--- WHAT TO WORK ON ---
Take each line that has the word "name" and return it.

---------- SUPPLIED MATERIAL

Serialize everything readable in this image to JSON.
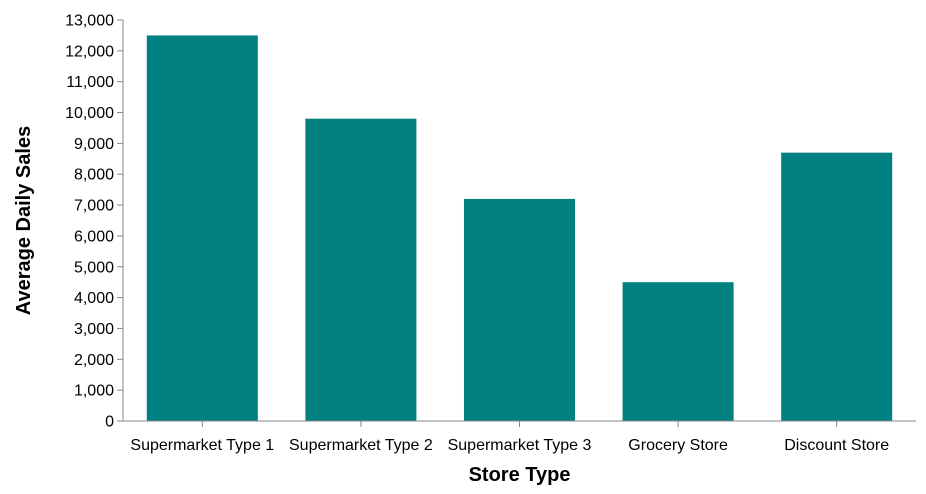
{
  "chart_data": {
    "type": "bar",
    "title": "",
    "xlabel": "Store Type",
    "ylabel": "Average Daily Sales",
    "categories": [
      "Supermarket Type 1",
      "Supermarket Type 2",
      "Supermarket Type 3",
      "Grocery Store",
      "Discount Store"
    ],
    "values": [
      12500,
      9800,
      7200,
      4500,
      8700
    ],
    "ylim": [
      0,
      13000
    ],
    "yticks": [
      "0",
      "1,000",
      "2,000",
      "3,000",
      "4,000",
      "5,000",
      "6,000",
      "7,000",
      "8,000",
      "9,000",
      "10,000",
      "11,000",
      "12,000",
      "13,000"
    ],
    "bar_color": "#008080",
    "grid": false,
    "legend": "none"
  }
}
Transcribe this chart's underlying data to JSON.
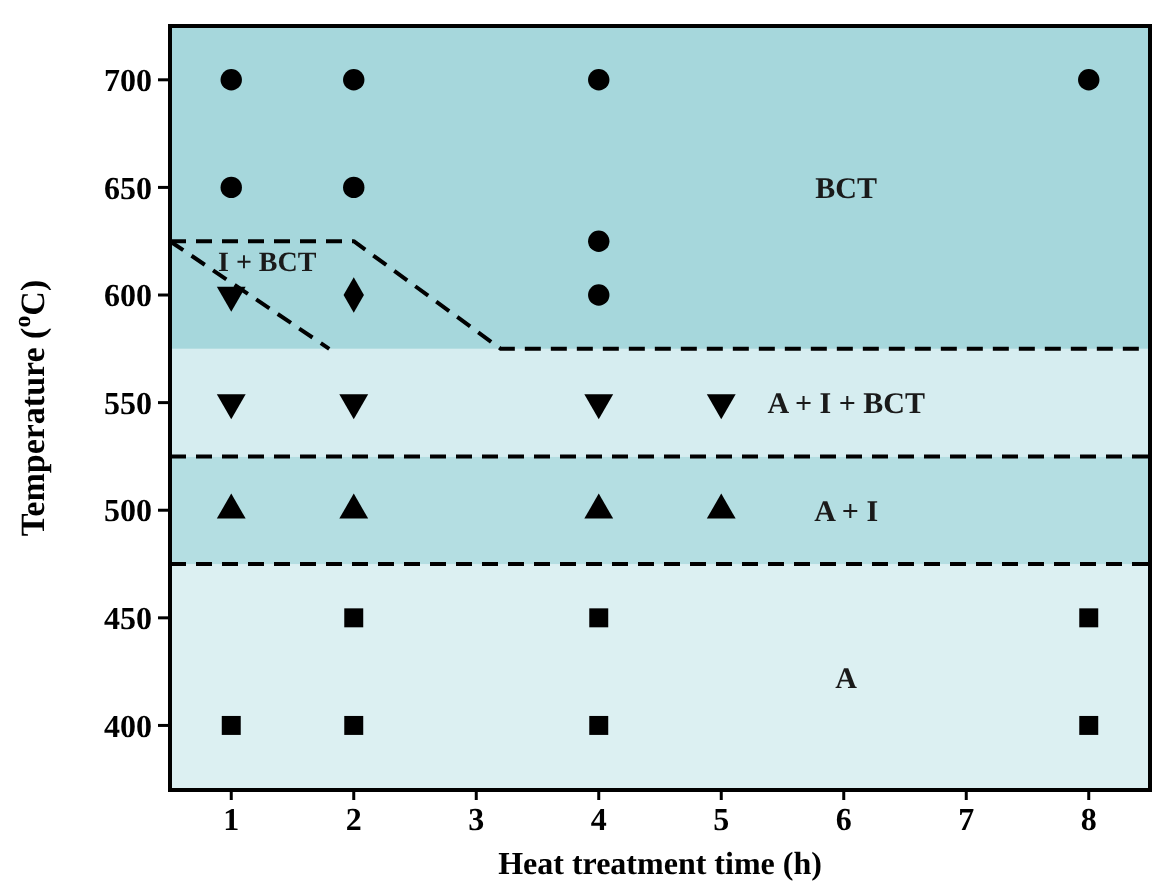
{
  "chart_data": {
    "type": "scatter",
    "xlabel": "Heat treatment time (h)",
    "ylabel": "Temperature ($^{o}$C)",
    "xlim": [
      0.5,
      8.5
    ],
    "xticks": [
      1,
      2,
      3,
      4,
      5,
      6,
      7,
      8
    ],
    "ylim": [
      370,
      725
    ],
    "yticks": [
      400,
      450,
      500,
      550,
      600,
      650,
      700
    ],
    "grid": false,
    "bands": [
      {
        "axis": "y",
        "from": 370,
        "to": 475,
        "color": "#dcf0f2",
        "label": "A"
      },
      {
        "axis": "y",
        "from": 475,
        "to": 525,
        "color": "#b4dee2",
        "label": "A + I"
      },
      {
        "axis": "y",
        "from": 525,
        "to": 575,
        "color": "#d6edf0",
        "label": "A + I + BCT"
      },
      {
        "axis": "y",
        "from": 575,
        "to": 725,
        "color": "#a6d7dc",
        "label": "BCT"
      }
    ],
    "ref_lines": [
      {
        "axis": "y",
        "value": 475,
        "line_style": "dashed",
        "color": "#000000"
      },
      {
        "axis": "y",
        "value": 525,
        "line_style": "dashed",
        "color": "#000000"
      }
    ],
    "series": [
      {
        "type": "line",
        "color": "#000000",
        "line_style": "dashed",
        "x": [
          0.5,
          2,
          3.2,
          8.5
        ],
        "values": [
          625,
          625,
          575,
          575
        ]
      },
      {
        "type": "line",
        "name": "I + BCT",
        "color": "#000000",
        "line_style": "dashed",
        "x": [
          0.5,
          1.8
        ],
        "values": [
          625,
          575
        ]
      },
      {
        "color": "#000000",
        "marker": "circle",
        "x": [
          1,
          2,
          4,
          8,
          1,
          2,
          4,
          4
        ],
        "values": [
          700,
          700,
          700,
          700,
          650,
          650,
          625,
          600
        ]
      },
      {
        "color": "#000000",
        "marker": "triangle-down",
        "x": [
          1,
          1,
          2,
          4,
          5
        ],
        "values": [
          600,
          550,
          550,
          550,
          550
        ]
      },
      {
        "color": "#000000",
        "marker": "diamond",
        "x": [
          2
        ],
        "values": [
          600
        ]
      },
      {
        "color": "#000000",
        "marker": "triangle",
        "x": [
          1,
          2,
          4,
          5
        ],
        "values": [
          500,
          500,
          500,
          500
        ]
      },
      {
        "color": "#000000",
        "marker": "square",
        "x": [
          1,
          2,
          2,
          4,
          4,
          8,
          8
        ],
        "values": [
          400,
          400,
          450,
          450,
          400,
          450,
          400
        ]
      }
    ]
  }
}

--------------------
---------- SUPPLIED MATERIAL

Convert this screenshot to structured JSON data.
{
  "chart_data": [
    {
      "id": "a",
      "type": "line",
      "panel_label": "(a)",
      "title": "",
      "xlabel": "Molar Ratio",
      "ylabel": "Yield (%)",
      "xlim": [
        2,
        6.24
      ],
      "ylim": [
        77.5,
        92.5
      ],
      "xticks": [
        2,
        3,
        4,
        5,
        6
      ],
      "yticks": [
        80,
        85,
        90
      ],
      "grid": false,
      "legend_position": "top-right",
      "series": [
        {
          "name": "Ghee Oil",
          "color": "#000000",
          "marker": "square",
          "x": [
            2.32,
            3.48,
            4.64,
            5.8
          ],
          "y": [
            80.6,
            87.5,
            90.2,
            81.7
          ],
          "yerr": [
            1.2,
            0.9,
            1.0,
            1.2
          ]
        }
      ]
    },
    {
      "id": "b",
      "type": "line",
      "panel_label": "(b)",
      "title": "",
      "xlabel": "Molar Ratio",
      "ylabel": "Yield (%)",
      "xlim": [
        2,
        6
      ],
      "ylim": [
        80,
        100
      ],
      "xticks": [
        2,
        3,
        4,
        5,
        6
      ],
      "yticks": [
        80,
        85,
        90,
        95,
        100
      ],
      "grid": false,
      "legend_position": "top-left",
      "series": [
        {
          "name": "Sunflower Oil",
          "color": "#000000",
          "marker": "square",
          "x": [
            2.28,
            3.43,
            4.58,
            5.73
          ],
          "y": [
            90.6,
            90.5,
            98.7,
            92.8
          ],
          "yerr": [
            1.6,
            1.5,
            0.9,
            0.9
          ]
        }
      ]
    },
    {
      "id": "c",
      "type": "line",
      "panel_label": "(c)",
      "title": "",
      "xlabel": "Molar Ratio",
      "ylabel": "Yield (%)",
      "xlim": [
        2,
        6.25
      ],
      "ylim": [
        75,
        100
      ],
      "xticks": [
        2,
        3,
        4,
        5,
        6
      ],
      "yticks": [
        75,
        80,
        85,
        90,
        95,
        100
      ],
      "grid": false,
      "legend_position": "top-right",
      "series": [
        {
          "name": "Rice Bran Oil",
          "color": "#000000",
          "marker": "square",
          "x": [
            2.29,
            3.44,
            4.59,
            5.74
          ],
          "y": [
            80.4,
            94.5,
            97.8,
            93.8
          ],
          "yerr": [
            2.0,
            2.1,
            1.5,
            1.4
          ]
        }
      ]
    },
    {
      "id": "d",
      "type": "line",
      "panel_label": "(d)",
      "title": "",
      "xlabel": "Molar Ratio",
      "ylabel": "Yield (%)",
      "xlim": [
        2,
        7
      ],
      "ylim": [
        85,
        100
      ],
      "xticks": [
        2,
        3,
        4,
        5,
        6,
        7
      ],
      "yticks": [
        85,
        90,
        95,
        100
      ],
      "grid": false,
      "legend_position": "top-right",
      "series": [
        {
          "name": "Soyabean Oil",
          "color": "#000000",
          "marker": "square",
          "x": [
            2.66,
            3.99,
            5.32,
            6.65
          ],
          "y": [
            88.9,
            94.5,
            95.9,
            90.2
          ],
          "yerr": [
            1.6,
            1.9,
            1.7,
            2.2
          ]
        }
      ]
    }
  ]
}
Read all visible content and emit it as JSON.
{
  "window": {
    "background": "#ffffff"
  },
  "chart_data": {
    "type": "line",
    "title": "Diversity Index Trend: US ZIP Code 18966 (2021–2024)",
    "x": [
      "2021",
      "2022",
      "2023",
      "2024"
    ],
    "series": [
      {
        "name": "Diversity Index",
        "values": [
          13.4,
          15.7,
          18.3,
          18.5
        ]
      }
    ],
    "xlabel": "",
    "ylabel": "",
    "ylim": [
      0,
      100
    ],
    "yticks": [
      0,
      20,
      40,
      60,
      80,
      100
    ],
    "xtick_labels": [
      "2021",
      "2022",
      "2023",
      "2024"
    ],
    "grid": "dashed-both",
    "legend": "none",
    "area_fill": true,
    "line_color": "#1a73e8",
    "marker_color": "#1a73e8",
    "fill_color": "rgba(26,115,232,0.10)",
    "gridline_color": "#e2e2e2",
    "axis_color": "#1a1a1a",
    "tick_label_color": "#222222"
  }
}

--------------------

--- ANSWER TO THE TASK ---
        "name": "I + BCT",
          "name": "Ghee Oil",
          "name": "Sunflower Oil",
          "name": "Rice Bran Oil",
          "name": "Soyabean Oil",
        "name": "Diversity Index",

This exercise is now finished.